> [The records]:
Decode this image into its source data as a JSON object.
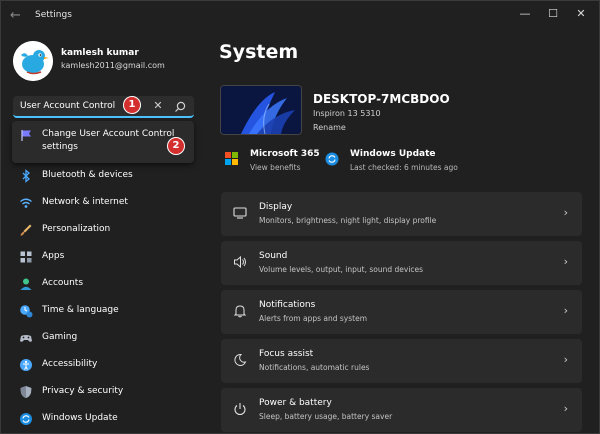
{
  "window": {
    "title": "Settings",
    "back_glyph": "←",
    "minimize_glyph": "—",
    "maximize_glyph": "☐",
    "close_glyph": "✕"
  },
  "profile": {
    "name": "kamlesh kumar",
    "email": "kamlesh2011@gmail.com",
    "avatar_icon": "twitter-bird-avatar"
  },
  "search": {
    "value": "User Account Control",
    "clear_glyph": "✕",
    "accent": "#4cc2ff"
  },
  "annotations": {
    "badge_1": "1",
    "badge_2": "2",
    "badge_color": "#d32f2f"
  },
  "suggestion": {
    "label": "Change User Account Control settings",
    "icon": "flag-icon"
  },
  "sidebar": {
    "items": [
      {
        "label": "Bluetooth & devices",
        "icon": "bluetooth-icon"
      },
      {
        "label": "Network & internet",
        "icon": "wifi-icon"
      },
      {
        "label": "Personalization",
        "icon": "brush-icon"
      },
      {
        "label": "Apps",
        "icon": "apps-icon"
      },
      {
        "label": "Accounts",
        "icon": "accounts-icon"
      },
      {
        "label": "Time & language",
        "icon": "time-language-icon"
      },
      {
        "label": "Gaming",
        "icon": "gaming-icon"
      },
      {
        "label": "Accessibility",
        "icon": "accessibility-icon"
      },
      {
        "label": "Privacy & security",
        "icon": "shield-icon"
      },
      {
        "label": "Windows Update",
        "icon": "windows-update-icon"
      }
    ]
  },
  "main": {
    "title": "System",
    "device": {
      "name": "DESKTOP-7MCBDOO",
      "model": "Inspiron 13 5310",
      "rename": "Rename"
    },
    "quick": [
      {
        "title": "Microsoft 365",
        "subtitle": "View benefits",
        "icon": "microsoft-365-icon"
      },
      {
        "title": "Windows Update",
        "subtitle": "Last checked: 6 minutes ago",
        "icon": "windows-update-icon"
      }
    ],
    "cards": [
      {
        "title": "Display",
        "subtitle": "Monitors, brightness, night light, display profile",
        "icon": "display-icon"
      },
      {
        "title": "Sound",
        "subtitle": "Volume levels, output, input, sound devices",
        "icon": "sound-icon"
      },
      {
        "title": "Notifications",
        "subtitle": "Alerts from apps and system",
        "icon": "bell-icon"
      },
      {
        "title": "Focus assist",
        "subtitle": "Notifications, automatic rules",
        "icon": "moon-icon"
      },
      {
        "title": "Power & battery",
        "subtitle": "Sleep, battery usage, battery saver",
        "icon": "power-icon"
      }
    ],
    "chevron_glyph": "›"
  }
}
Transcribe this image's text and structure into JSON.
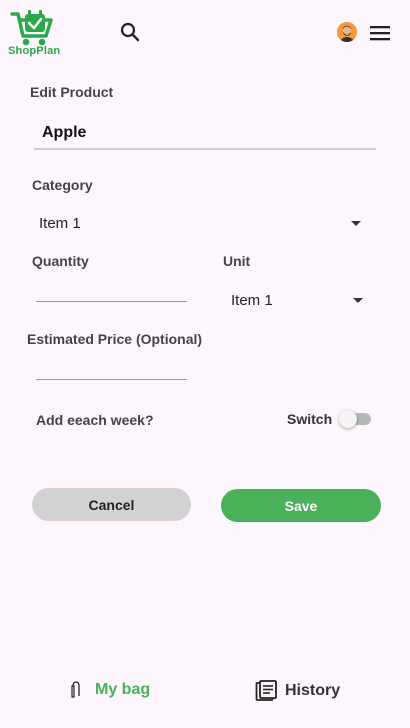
{
  "header": {
    "logo_text": "ShopPlan",
    "logo_icon": "shopping-cart-check-icon",
    "search_icon": "search-icon",
    "avatar_icon": "user-avatar",
    "menu_icon": "hamburger-menu-icon",
    "brand_color": "#2aa84a"
  },
  "form": {
    "title": "Edit Product",
    "product_name": "Apple",
    "category": {
      "label": "Category",
      "selected": "Item 1"
    },
    "quantity": {
      "label": "Quantity",
      "value": ""
    },
    "unit": {
      "label": "Unit",
      "selected": "Item 1"
    },
    "price": {
      "label": "Estimated Price (Optional)",
      "value": ""
    },
    "weekly": {
      "label": "Add eeach week?",
      "switch_label": "Switch",
      "on": false
    }
  },
  "actions": {
    "cancel_label": "Cancel",
    "save_label": "Save",
    "save_color": "#4bb05a",
    "cancel_color": "#d2d2d2"
  },
  "bottom_nav": {
    "items": [
      {
        "label": "My bag",
        "icon": "shopping-bag-icon",
        "active": true
      },
      {
        "label": "History",
        "icon": "history-list-icon",
        "active": false
      }
    ]
  }
}
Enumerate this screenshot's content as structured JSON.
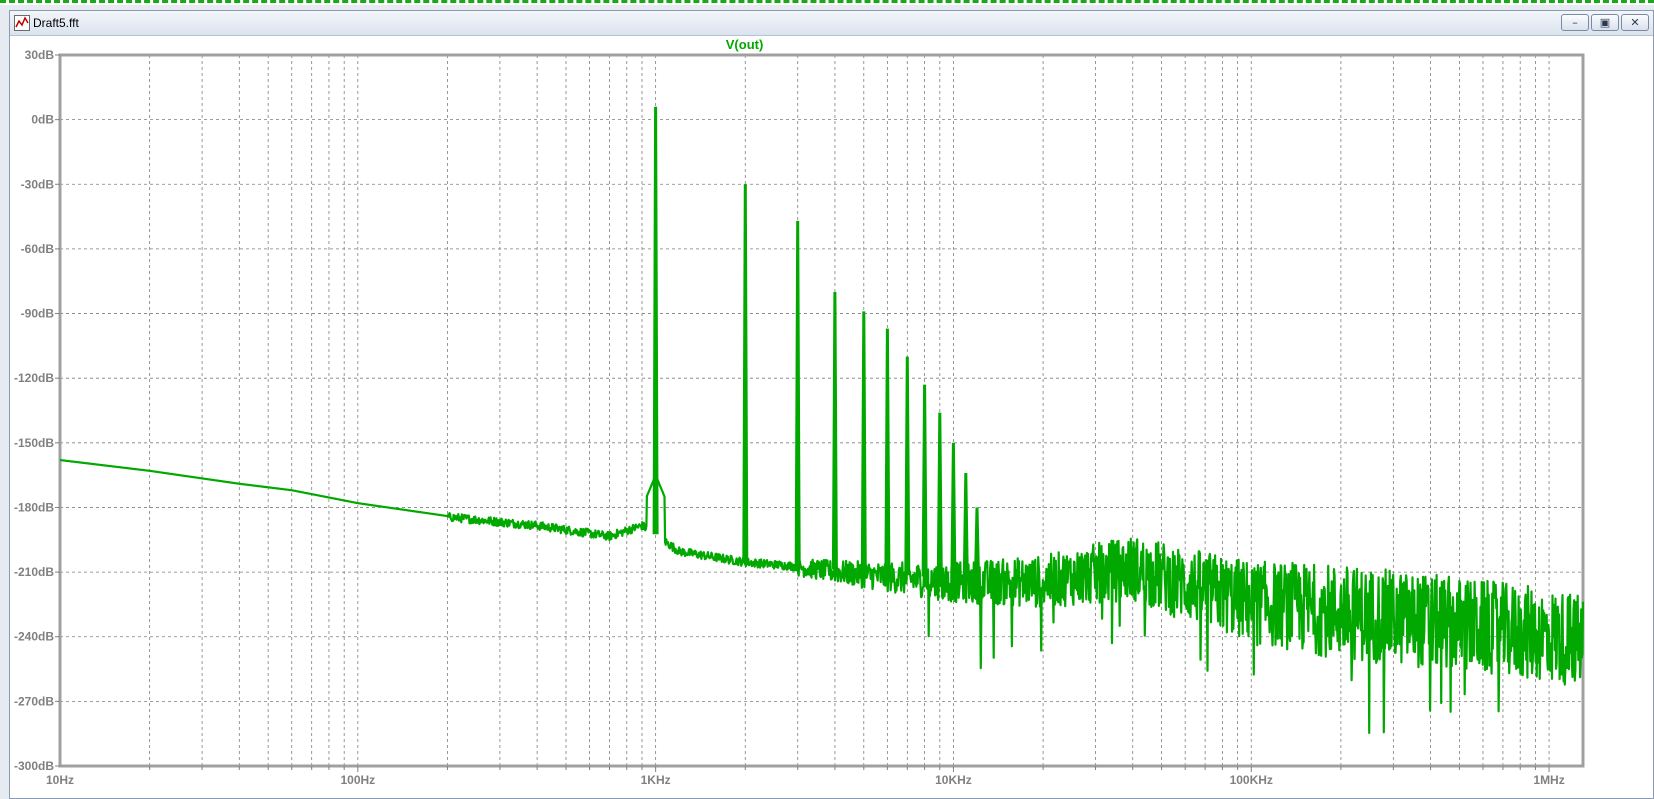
{
  "window": {
    "title": "Draft5.fft",
    "icon": "waveform-icon",
    "controls": [
      "minimize-icon",
      "restore-icon",
      "close-icon"
    ]
  },
  "colors": {
    "trace": "#00a800",
    "grid": "#7f7f7f",
    "axis_text": "#808080",
    "frame": "#a0a0a0",
    "background": "#ffffff"
  },
  "chart_data": {
    "type": "line",
    "title": "V(out)",
    "x_scale": "log",
    "x_unit": "Hz",
    "xlim": [
      10,
      1300000
    ],
    "ylim": [
      -300,
      30
    ],
    "y_unit": "dB",
    "grid": true,
    "x_tick_labels": [
      "10Hz",
      "100Hz",
      "1KHz",
      "10KHz",
      "100KHz",
      "1MHz"
    ],
    "x_tick_values": [
      10,
      100,
      1000,
      10000,
      100000,
      1000000
    ],
    "y_tick_labels": [
      "30dB",
      "0dB",
      "-30dB",
      "-60dB",
      "-90dB",
      "-120dB",
      "-150dB",
      "-180dB",
      "-210dB",
      "-240dB",
      "-270dB",
      "-300dB"
    ],
    "y_tick_values": [
      30,
      0,
      -30,
      -60,
      -90,
      -120,
      -150,
      -180,
      -210,
      -240,
      -270,
      -300
    ],
    "series": [
      {
        "name": "V(out)",
        "noise_floor": {
          "x": [
            10,
            20,
            40,
            60,
            100,
            200,
            400,
            700,
            900,
            1200,
            2000,
            3000,
            5000,
            10000,
            20000,
            40000,
            60000,
            100000,
            200000,
            500000,
            1000000,
            1300000
          ],
          "y": [
            -158,
            -163,
            -169,
            -172,
            -178,
            -184,
            -188,
            -193,
            -188,
            -200,
            -205,
            -207,
            -210,
            -213,
            -212,
            -205,
            -212,
            -220,
            -224,
            -230,
            -235,
            -238
          ]
        },
        "harmonics": {
          "x": [
            1000,
            2000,
            3000,
            4000,
            5000,
            6000,
            7000,
            8000,
            9000,
            10000,
            11000,
            12000
          ],
          "y": [
            6,
            -30,
            -47,
            -80,
            -89,
            -97,
            -110,
            -123,
            -136,
            -150,
            -164,
            -180
          ]
        }
      }
    ]
  }
}
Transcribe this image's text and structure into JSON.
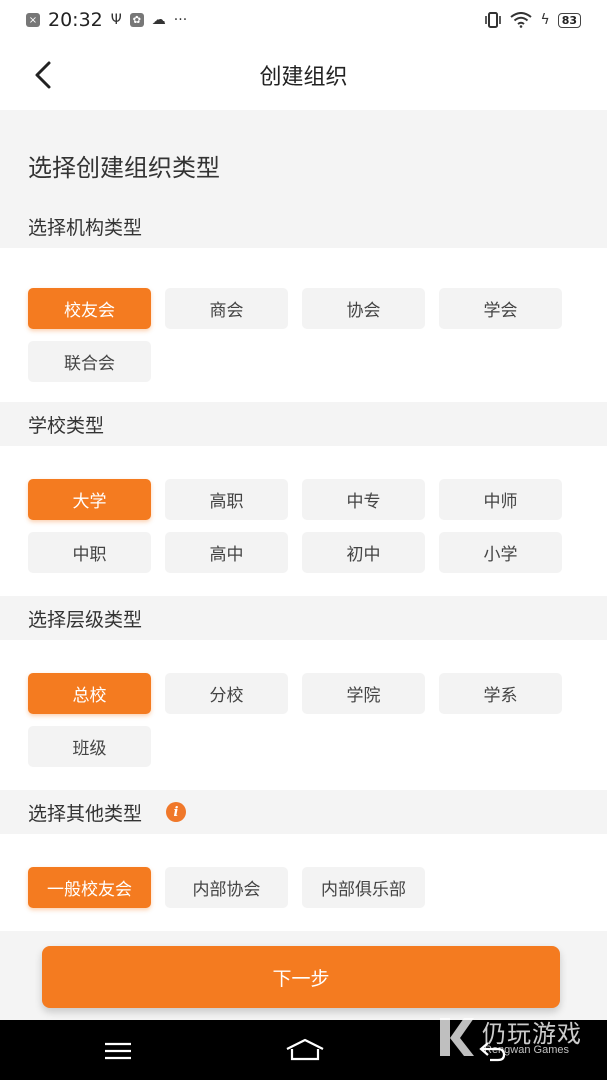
{
  "status_bar": {
    "time": "20:32",
    "left_icons": [
      "close-box-icon",
      "usb-icon",
      "app-icon",
      "cloud-icon"
    ],
    "more": "···",
    "right_icons": [
      "vibrate-icon",
      "wifi-icon",
      "charging-icon"
    ],
    "battery": "83"
  },
  "header": {
    "title": "创建组织",
    "back_icon": "chevron-left-icon"
  },
  "page": {
    "heading": "选择创建组织类型"
  },
  "sections": {
    "org_type": {
      "title": "选择机构类型",
      "options": [
        "校友会",
        "商会",
        "协会",
        "学会",
        "联合会"
      ],
      "selected": "校友会"
    },
    "school_type": {
      "title": "学校类型",
      "options": [
        "大学",
        "高职",
        "中专",
        "中师",
        "中职",
        "高中",
        "初中",
        "小学"
      ],
      "selected": "大学"
    },
    "level_type": {
      "title": "选择层级类型",
      "options": [
        "总校",
        "分校",
        "学院",
        "学系",
        "班级"
      ],
      "selected": "总校"
    },
    "other_type": {
      "title": "选择其他类型",
      "info_icon": "info-icon",
      "options": [
        "一般校友会",
        "内部协会",
        "内部俱乐部"
      ],
      "selected": "一般校友会"
    }
  },
  "footer": {
    "next_label": "下一步"
  },
  "nav_bar": {
    "icons": [
      "menu-icon",
      "home-icon",
      "back-icon"
    ]
  },
  "watermark": {
    "cn": "仍玩游戏",
    "en": "Rengwan Games"
  },
  "colors": {
    "accent": "#f47b20",
    "chip_bg": "#f3f3f3",
    "page_bg": "#f4f4f4"
  }
}
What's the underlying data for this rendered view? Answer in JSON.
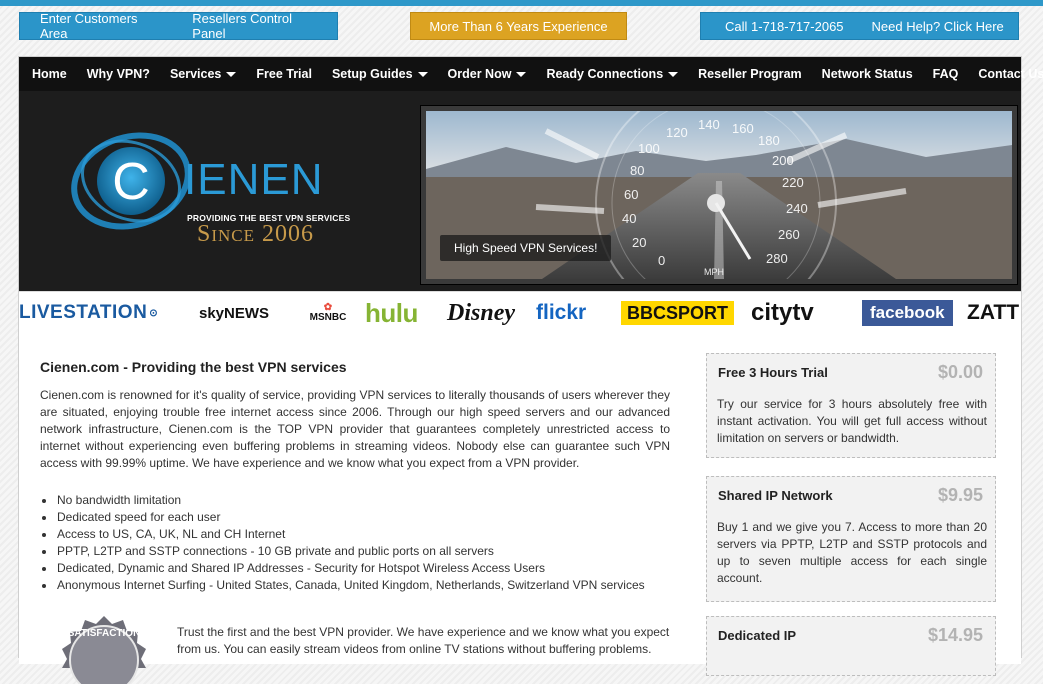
{
  "topbar": {
    "customers": "Enter Customers Area",
    "resellers": "Resellers Control Panel",
    "experience": "More Than 6 Years Experience",
    "phone": "Call 1-718-717-2065",
    "help": "Need Help? Click Here"
  },
  "nav": {
    "items": [
      {
        "label": "Home"
      },
      {
        "label": "Why VPN?"
      },
      {
        "label": "Services"
      },
      {
        "label": "Free Trial"
      },
      {
        "label": "Setup Guides"
      },
      {
        "label": "Order Now"
      },
      {
        "label": "Ready Connections"
      },
      {
        "label": "Reseller Program"
      },
      {
        "label": "Network Status"
      },
      {
        "label": "FAQ"
      },
      {
        "label": "Contact Us"
      }
    ]
  },
  "logo": {
    "letter": "C",
    "word": "IENEN",
    "tagline": "PROVIDING THE BEST VPN SERVICES",
    "since": "Since 2006"
  },
  "banner": {
    "caption": "High Speed VPN Services!",
    "unit": "MPH",
    "speeds": [
      "0",
      "20",
      "40",
      "60",
      "80",
      "100",
      "120",
      "140",
      "160",
      "180",
      "200",
      "220",
      "240",
      "260",
      "280"
    ]
  },
  "brands": [
    "LIVESTATION",
    "skyNEWS",
    "MSNBC",
    "hulu",
    "Disney",
    "flickr",
    "BBCSPORT",
    "citytv",
    "facebook",
    "ZATT"
  ],
  "content": {
    "title": "Cienen.com - Providing the best VPN services",
    "intro": "Cienen.com is renowned for it's quality of service, providing VPN services to literally thousands of users wherever they are situated, enjoying trouble free internet access since 2006. Through our high speed servers and our advanced network infrastructure, Cienen.com is the TOP VPN provider that guarantees completely unrestricted access to internet without experiencing even buffering problems in streaming videos. Nobody else can guarantee such VPN access with 99.99% uptime. We have experience and we know what you expect from a VPN provider.",
    "bullets": [
      "No bandwidth limitation",
      "Dedicated speed for each user",
      "Access to US, CA, UK, NL and CH Internet",
      "PPTP, L2TP and SSTP connections - 10 GB private and public ports on all servers",
      "Dedicated, Dynamic and Shared IP Addresses - Security for Hotspot Wireless Access Users",
      "Anonymous Internet Surfing - United States, Canada, United Kingdom, Netherlands, Switzerland VPN services"
    ],
    "badge": "SATISFACTION",
    "trust": "Trust the first and the best VPN provider. We have experience and we know what you expect from us. You can easily stream videos from online TV stations without buffering problems."
  },
  "plans": [
    {
      "name": "Free 3 Hours Trial",
      "price": "$0.00",
      "desc": "Try our service for 3 hours absolutely free with instant activation. You will get full access without limitation on servers or bandwidth."
    },
    {
      "name": "Shared IP Network",
      "price": "$9.95",
      "desc": "Buy 1 and we give you 7. Access to more than 20 servers via PPTP, L2TP and SSTP protocols and up to seven multiple access for each single account."
    },
    {
      "name": "Dedicated IP",
      "price": "$14.95",
      "desc": ""
    }
  ],
  "colors": {
    "accent": "#2b95c9",
    "gold": "#dca322",
    "nav": "#111111",
    "logo_blue": "#2b9ad6"
  }
}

> [Short exercise]: Go through the listing above and locate each line that holds the word "devices". Copy those lines.

> [Answer to the task]:
        "label": "Bluetooth & devices",
        "subtitle": "Volume levels, output, input, sound devices",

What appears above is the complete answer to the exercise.